** EXERCISE AIM **
Copy every record below, exactly as written.

====== RECORD LIST ======

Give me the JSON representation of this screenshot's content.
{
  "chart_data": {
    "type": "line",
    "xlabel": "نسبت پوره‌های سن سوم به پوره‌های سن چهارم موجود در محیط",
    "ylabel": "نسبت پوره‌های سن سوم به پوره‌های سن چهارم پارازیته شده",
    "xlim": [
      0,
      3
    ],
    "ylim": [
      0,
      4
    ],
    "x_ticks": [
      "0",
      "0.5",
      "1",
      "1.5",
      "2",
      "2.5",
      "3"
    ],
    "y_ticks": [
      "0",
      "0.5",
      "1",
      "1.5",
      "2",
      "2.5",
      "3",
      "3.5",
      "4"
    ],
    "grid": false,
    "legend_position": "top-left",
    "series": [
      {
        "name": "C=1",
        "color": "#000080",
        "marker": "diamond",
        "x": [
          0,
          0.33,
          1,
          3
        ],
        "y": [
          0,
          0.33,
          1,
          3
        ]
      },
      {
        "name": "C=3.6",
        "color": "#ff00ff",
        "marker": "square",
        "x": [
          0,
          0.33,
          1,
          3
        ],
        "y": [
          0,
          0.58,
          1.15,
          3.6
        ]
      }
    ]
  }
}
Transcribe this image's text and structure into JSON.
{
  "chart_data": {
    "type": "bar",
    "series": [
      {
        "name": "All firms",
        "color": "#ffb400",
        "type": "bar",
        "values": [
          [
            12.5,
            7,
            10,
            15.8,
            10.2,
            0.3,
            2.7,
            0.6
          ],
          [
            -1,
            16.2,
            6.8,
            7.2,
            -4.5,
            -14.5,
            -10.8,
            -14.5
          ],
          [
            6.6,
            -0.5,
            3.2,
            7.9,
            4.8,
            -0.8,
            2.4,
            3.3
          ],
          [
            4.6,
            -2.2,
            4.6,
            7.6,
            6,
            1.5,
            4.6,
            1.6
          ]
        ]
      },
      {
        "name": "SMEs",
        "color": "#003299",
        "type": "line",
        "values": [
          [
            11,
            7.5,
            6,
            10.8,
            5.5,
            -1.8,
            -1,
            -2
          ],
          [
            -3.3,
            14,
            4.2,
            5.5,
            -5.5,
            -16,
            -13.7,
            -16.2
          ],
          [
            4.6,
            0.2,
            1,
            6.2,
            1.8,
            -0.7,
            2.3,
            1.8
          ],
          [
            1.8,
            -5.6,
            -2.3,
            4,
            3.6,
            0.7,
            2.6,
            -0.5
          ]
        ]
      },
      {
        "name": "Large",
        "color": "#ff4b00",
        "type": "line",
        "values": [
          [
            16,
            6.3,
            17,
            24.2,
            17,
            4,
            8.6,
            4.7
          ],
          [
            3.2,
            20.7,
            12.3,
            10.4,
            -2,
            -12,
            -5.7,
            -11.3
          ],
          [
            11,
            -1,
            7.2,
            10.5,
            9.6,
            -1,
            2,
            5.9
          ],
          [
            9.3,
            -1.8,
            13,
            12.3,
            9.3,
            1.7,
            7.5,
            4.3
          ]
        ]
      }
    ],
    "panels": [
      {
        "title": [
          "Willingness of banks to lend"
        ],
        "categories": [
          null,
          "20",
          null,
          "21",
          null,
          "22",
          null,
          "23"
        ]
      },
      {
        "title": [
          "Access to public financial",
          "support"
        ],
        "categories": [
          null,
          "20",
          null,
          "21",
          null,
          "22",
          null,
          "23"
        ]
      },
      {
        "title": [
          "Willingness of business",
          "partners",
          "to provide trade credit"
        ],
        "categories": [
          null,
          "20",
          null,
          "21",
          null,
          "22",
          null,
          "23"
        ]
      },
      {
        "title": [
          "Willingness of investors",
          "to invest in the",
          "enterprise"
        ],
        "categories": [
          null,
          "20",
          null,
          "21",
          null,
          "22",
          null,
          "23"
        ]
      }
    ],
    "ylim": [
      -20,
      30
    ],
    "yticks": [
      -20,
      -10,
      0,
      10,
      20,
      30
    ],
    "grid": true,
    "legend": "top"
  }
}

======

** FULL RESPONSE **
Give me the JSON representation of this screenshot's content.
{
  "chart_data": {
    "type": "line",
    "xlabel": "نسبت پوره‌های سن سوم به پوره‌های سن چهارم موجود در محیط",
    "ylabel": "نسبت پوره‌های سن سوم به پوره‌های سن چهارم پارازیته شده",
    "xlim": [
      0,
      3
    ],
    "ylim": [
      0,
      4
    ],
    "x_ticks": [
      "0",
      "0.5",
      "1",
      "1.5",
      "2",
      "2.5",
      "3"
    ],
    "y_ticks": [
      "0",
      "0.5",
      "1",
      "1.5",
      "2",
      "2.5",
      "3",
      "3.5",
      "4"
    ],
    "grid": false,
    "legend_position": "top-left",
    "series": [
      {
        "name": "C=1",
        "color": "#000080",
        "marker": "diamond",
        "x": [
          0,
          0.33,
          1,
          3
        ],
        "y": [
          0,
          0.33,
          1,
          3
        ]
      },
      {
        "name": "C=3.6",
        "color": "#ff00ff",
        "marker": "square",
        "x": [
          0,
          0.33,
          1,
          3
        ],
        "y": [
          0,
          0.58,
          1.15,
          3.6
        ]
      }
    ]
  }
}
Transcribe this image's text and structure into JSON.
{
  "chart_data": {
    "type": "bar",
    "series": [
      {
        "name": "All firms",
        "color": "#ffb400",
        "type": "bar",
        "values": [
          [
            12.5,
            7,
            10,
            15.8,
            10.2,
            0.3,
            2.7,
            0.6
          ],
          [
            -1,
            16.2,
            6.8,
            7.2,
            -4.5,
            -14.5,
            -10.8,
            -14.5
          ],
          [
            6.6,
            -0.5,
            3.2,
            7.9,
            4.8,
            -0.8,
            2.4,
            3.3
          ],
          [
            4.6,
            -2.2,
            4.6,
            7.6,
            6,
            1.5,
            4.6,
            1.6
          ]
        ]
      },
      {
        "name": "SMEs",
        "color": "#003299",
        "type": "line",
        "values": [
          [
            11,
            7.5,
            6,
            10.8,
            5.5,
            -1.8,
            -1,
            -2
          ],
          [
            -3.3,
            14,
            4.2,
            5.5,
            -5.5,
            -16,
            -13.7,
            -16.2
          ],
          [
            4.6,
            0.2,
            1,
            6.2,
            1.8,
            -0.7,
            2.3,
            1.8
          ],
          [
            1.8,
            -5.6,
            -2.3,
            4,
            3.6,
            0.7,
            2.6,
            -0.5
          ]
        ]
      },
      {
        "name": "Large",
        "color": "#ff4b00",
        "type": "line",
        "values": [
          [
            16,
            6.3,
            17,
            24.2,
            17,
            4,
            8.6,
            4.7
          ],
          [
            3.2,
            20.7,
            12.3,
            10.4,
            -2,
            -12,
            -5.7,
            -11.3
          ],
          [
            11,
            -1,
            7.2,
            10.5,
            9.6,
            -1,
            2,
            5.9
          ],
          [
            9.3,
            -1.8,
            13,
            12.3,
            9.3,
            1.7,
            7.5,
            4.3
          ]
        ]
      }
    ],
    "panels": [
      {
        "title": [
          "Willingness of banks to lend"
        ],
        "categories": [
          null,
          "20",
          null,
          "21",
          null,
          "22",
          null,
          "23"
        ]
      },
      {
        "title": [
          "Access to public financial",
          "support"
        ],
        "categories": [
          null,
          "20",
          null,
          "21",
          null,
          "22",
          null,
          "23"
        ]
      },
      {
        "title": [
          "Willingness of business",
          "partners",
          "to provide trade credit"
        ],
        "categories": [
          null,
          "20",
          null,
          "21",
          null,
          "22",
          null,
          "23"
        ]
      },
      {
        "title": [
          "Willingness of investors",
          "to invest in the",
          "enterprise"
        ],
        "categories": [
          null,
          "20",
          null,
          "21",
          null,
          "22",
          null,
          "23"
        ]
      }
    ],
    "ylim": [
      -20,
      30
    ],
    "yticks": [
      -20,
      -10,
      0,
      10,
      20,
      30
    ],
    "grid": true,
    "legend": "top"
  }
}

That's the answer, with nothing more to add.